___ Data supplied ___
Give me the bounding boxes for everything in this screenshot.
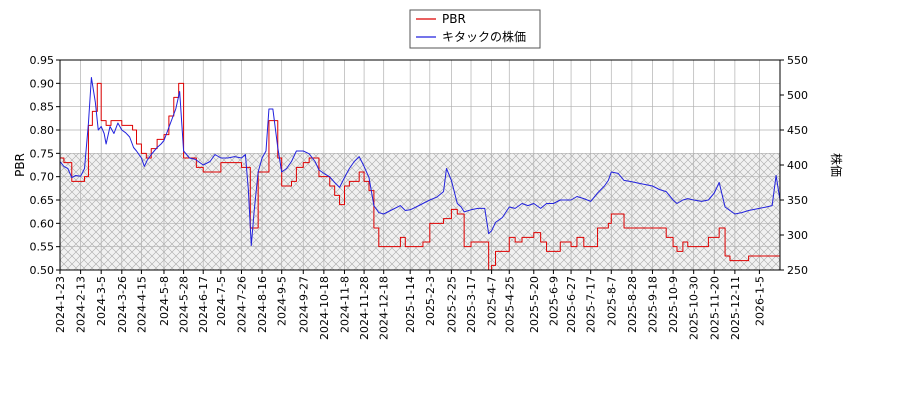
x-tick-label-0: 2024-1-23 [54, 276, 67, 333]
legend: PBR キタックの株価 [409, 9, 541, 49]
x-tick-label-15: 2024-11-28 [358, 276, 371, 340]
x-tick-label-21: 2025-4-7 [486, 276, 499, 326]
left-tick-label-8: 0.90 [30, 77, 55, 90]
x-tick-label-30: 2025-10-9 [667, 276, 680, 333]
x-tick-label-7: 2024-6-17 [197, 276, 210, 333]
x-tick-label-14: 2024-11-8 [338, 276, 351, 333]
x-tick-label-23: 2025-5-20 [528, 276, 541, 333]
x-tick-label-27: 2025-8-7 [605, 276, 618, 326]
left-tick-label-9: 0.95 [30, 54, 55, 67]
x-tick-label-12: 2024-9-27 [297, 276, 310, 333]
left-tick-label-4: 0.70 [30, 171, 55, 184]
grid-layer [59, 59, 780, 271]
right-tick-label-6: 550 [787, 54, 808, 67]
x-tick-label-31: 2025-10-30 [688, 276, 701, 340]
right-tick-label-2: 350 [787, 194, 808, 207]
x-tick-label-10: 2024-8-16 [256, 276, 269, 333]
x-tick-label-20: 2025-3-17 [465, 276, 478, 333]
x-tick-label-28: 2025-8-28 [626, 276, 639, 333]
legend-box [409, 9, 541, 49]
left-tick-label-0: 0.50 [30, 264, 55, 277]
shaded-band-layer [60, 153, 780, 270]
right-tick-label-4: 450 [787, 124, 808, 137]
left-tick-label-6: 0.80 [30, 124, 55, 137]
left-tick-label-2: 0.60 [30, 217, 55, 230]
x-tick-label-25: 2025-6-27 [565, 276, 578, 333]
right-tick-label-5: 500 [787, 89, 808, 102]
x-tick-label-17: 2025-1-14 [404, 276, 417, 333]
right-tick-label-1: 300 [787, 229, 808, 242]
left-tick-label-1: 0.55 [30, 241, 55, 254]
legend-label-price: キタックの株価 [442, 29, 526, 44]
x-tick-label-22: 2025-4-25 [503, 276, 516, 333]
x-tick-label-32: 2025-11-20 [708, 276, 721, 340]
series-layer [60, 77, 780, 270]
x-tick-label-18: 2025-2-3 [424, 276, 437, 326]
x-tick-label-9: 2024-7-26 [235, 276, 248, 333]
x-tick-label-24: 2025-6-9 [547, 276, 560, 326]
left-axis-title: PBR [13, 153, 27, 177]
series-line-price [60, 77, 780, 246]
right-tick-label-0: 250 [787, 264, 808, 277]
legend-label-pbr: PBR [442, 12, 466, 26]
x-tick-label-13: 2024-10-18 [318, 276, 331, 340]
left-axis: 0.50 0.55 0.60 0.65 0.70 0.75 0.80 0.85 0.90 0.95 [30, 54, 60, 277]
x-tick-label-19: 2025-2-25 [445, 276, 458, 333]
x-tick-label-8: 2024-7-5 [215, 276, 228, 326]
right-tick-label-3: 400 [787, 159, 808, 172]
x-tick-label-1: 2024-2-13 [75, 276, 88, 333]
x-tick-label-29: 2025-9-18 [646, 276, 659, 333]
right-axis-title: 株価 [829, 153, 844, 177]
x-tick-label-11: 2024-9-5 [276, 276, 289, 326]
x-tick-label-3: 2024-3-26 [116, 276, 129, 333]
x-tick-label-34: 2026-1-5 [753, 276, 766, 326]
x-tick-label-33: 2025-12-11 [729, 276, 742, 340]
x-tick-label-16: 2024-12-18 [378, 276, 391, 340]
shaded-band-hatch [60, 153, 780, 270]
x-tick-label-2: 2024-3-5 [95, 276, 108, 326]
left-tick-label-5: 0.75 [30, 147, 55, 160]
x-tick-label-5: 2024-5-8 [158, 276, 171, 326]
x-tick-label-4: 2024-4-15 [135, 276, 148, 333]
x-tick-label-26: 2025-7-17 [585, 276, 598, 333]
left-tick-label-3: 0.65 [30, 194, 55, 207]
x-axis: 2024-1-23 2024-2-13 2024-3-5 2024-3-26 2024-… [54, 270, 766, 340]
x-tick-label-6: 2024-5-28 [178, 276, 191, 333]
left-tick-label-7: 0.85 [30, 101, 55, 114]
right-axis: 250 300 350 400 450 500 550 [780, 54, 808, 277]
___
**Written problem:** Reproduce every line of the records above without any changes, and leave out the pictures.

**Result:**
Give me the bounding boxes for everything in this screenshot.
x-tick-label-0: 2024-1-23 [54, 276, 67, 333]
legend: PBR キタックの株価 [409, 9, 541, 49]
x-tick-label-15: 2024-11-28 [358, 276, 371, 340]
x-tick-label-21: 2025-4-7 [486, 276, 499, 326]
left-tick-label-8: 0.90 [30, 77, 55, 90]
x-tick-label-30: 2025-10-9 [667, 276, 680, 333]
x-tick-label-7: 2024-6-17 [197, 276, 210, 333]
x-tick-label-14: 2024-11-8 [338, 276, 351, 333]
x-tick-label-23: 2025-5-20 [528, 276, 541, 333]
x-tick-label-27: 2025-8-7 [605, 276, 618, 326]
left-tick-label-9: 0.95 [30, 54, 55, 67]
x-tick-label-12: 2024-9-27 [297, 276, 310, 333]
left-tick-label-4: 0.70 [30, 171, 55, 184]
grid-layer [59, 59, 780, 271]
right-tick-label-6: 550 [787, 54, 808, 67]
x-tick-label-31: 2025-10-30 [688, 276, 701, 340]
right-tick-label-2: 350 [787, 194, 808, 207]
x-tick-label-10: 2024-8-16 [256, 276, 269, 333]
x-tick-label-20: 2025-3-17 [465, 276, 478, 333]
x-tick-label-28: 2025-8-28 [626, 276, 639, 333]
legend-box [409, 9, 541, 49]
left-tick-label-0: 0.50 [30, 264, 55, 277]
shaded-band-layer [60, 153, 780, 270]
right-tick-label-4: 450 [787, 124, 808, 137]
left-tick-label-6: 0.80 [30, 124, 55, 137]
left-tick-label-2: 0.60 [30, 217, 55, 230]
x-tick-label-25: 2025-6-27 [565, 276, 578, 333]
right-tick-label-5: 500 [787, 89, 808, 102]
x-tick-label-17: 2025-1-14 [404, 276, 417, 333]
right-tick-label-1: 300 [787, 229, 808, 242]
left-tick-label-1: 0.55 [30, 241, 55, 254]
legend-label-price: キタックの株価 [442, 29, 526, 44]
x-tick-label-22: 2025-4-25 [503, 276, 516, 333]
x-tick-label-32: 2025-11-20 [708, 276, 721, 340]
series-layer [60, 77, 780, 270]
x-tick-label-18: 2025-2-3 [424, 276, 437, 326]
x-tick-label-9: 2024-7-26 [235, 276, 248, 333]
x-tick-label-24: 2025-6-9 [547, 276, 560, 326]
left-axis-title: PBR [13, 153, 27, 177]
series-line-price [60, 77, 780, 246]
right-tick-label-0: 250 [787, 264, 808, 277]
legend-label-pbr: PBR [442, 12, 466, 26]
x-tick-label-13: 2024-10-18 [318, 276, 331, 340]
left-axis: 0.50 0.55 0.60 0.65 0.70 0.75 0.80 0.85 0.90 0.95 [30, 54, 60, 277]
x-tick-label-19: 2025-2-25 [445, 276, 458, 333]
x-tick-label-8: 2024-7-5 [215, 276, 228, 326]
right-tick-label-3: 400 [787, 159, 808, 172]
x-tick-label-1: 2024-2-13 [75, 276, 88, 333]
x-tick-label-29: 2025-9-18 [646, 276, 659, 333]
right-axis-title: 株価 [829, 153, 844, 177]
x-tick-label-11: 2024-9-5 [276, 276, 289, 326]
x-tick-label-3: 2024-3-26 [116, 276, 129, 333]
x-tick-label-34: 2026-1-5 [753, 276, 766, 326]
x-tick-label-33: 2025-12-11 [729, 276, 742, 340]
x-tick-label-16: 2024-12-18 [378, 276, 391, 340]
shaded-band-hatch [60, 153, 780, 270]
x-tick-label-2: 2024-3-5 [95, 276, 108, 326]
left-tick-label-5: 0.75 [30, 147, 55, 160]
x-tick-label-5: 2024-5-8 [158, 276, 171, 326]
x-tick-label-4: 2024-4-15 [135, 276, 148, 333]
x-tick-label-26: 2025-7-17 [585, 276, 598, 333]
left-tick-label-3: 0.65 [30, 194, 55, 207]
x-axis: 2024-1-23 2024-2-13 2024-3-5 2024-3-26 2024-… [54, 270, 766, 340]
x-tick-label-6: 2024-5-28 [178, 276, 191, 333]
left-tick-label-7: 0.85 [30, 101, 55, 114]
right-axis: 250 300 350 400 450 500 550 [780, 54, 808, 277]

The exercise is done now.